__Task statement__: Check each line of the data for "watermark" and select those that have it.

__Listed records__:

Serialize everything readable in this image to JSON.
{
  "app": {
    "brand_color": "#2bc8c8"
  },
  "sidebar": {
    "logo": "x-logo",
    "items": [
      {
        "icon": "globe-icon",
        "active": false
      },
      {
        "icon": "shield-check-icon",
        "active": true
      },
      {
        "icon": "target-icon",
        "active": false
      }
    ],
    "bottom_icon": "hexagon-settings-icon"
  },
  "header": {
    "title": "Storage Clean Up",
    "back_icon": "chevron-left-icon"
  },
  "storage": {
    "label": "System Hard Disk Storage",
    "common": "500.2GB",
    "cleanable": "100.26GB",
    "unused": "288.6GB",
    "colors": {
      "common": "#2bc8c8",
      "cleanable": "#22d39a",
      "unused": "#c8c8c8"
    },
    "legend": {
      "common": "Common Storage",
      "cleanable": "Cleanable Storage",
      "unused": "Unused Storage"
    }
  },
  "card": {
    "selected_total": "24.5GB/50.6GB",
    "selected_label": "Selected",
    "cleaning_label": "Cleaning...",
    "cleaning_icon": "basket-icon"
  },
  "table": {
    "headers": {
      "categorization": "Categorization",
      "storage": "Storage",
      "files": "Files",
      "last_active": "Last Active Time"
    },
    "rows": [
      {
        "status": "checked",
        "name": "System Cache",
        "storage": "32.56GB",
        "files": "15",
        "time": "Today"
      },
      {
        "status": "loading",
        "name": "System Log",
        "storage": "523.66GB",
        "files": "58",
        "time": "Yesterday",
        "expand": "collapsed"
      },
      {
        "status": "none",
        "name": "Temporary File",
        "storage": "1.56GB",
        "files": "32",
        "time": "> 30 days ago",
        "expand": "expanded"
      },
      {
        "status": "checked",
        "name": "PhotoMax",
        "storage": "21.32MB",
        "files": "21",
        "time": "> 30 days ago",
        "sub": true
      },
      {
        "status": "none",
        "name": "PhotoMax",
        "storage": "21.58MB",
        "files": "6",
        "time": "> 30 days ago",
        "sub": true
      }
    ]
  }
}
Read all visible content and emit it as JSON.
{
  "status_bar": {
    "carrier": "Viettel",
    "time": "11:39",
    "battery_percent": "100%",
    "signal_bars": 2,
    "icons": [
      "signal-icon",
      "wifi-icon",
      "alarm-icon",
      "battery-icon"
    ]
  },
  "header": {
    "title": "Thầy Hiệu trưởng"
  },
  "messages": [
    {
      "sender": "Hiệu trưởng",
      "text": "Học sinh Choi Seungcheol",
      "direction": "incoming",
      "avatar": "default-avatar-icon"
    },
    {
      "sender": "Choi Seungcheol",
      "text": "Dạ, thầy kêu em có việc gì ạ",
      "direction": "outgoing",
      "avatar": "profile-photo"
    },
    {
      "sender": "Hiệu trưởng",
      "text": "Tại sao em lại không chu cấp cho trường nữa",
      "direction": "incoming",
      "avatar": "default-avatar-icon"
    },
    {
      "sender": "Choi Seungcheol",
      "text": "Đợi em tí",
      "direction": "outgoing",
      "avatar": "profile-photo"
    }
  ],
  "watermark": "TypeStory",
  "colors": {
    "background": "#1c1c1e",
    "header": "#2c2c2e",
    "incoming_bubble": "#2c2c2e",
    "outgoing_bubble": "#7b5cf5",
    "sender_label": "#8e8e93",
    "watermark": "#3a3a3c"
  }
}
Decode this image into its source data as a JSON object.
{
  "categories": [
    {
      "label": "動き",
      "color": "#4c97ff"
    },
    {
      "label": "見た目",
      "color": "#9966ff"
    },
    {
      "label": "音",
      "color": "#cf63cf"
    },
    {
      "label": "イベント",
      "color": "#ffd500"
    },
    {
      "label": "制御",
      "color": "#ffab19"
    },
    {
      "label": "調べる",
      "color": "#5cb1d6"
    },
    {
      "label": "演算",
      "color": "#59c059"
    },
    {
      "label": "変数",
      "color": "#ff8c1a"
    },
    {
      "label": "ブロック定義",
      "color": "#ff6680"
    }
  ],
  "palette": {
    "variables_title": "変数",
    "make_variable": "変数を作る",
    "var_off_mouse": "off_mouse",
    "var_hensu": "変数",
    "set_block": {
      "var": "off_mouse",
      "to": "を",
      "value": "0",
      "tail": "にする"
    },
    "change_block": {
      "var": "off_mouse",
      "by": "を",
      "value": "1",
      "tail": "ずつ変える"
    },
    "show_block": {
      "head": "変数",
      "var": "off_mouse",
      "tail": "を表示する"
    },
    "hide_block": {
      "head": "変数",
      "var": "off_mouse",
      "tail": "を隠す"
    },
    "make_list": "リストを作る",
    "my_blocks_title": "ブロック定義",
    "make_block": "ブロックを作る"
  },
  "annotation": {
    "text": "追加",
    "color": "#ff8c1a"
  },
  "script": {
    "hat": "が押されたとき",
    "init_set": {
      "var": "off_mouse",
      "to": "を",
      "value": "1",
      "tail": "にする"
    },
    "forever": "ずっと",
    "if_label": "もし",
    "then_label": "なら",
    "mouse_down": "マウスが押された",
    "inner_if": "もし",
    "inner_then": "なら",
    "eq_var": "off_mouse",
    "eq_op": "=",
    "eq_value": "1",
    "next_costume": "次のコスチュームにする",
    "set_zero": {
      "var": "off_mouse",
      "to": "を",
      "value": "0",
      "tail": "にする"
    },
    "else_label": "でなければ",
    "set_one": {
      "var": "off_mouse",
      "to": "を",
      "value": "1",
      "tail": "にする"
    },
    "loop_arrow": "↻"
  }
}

__Solution to the problem__:
  "watermark": "TypeStory",
    "watermark": "#3a3a3c"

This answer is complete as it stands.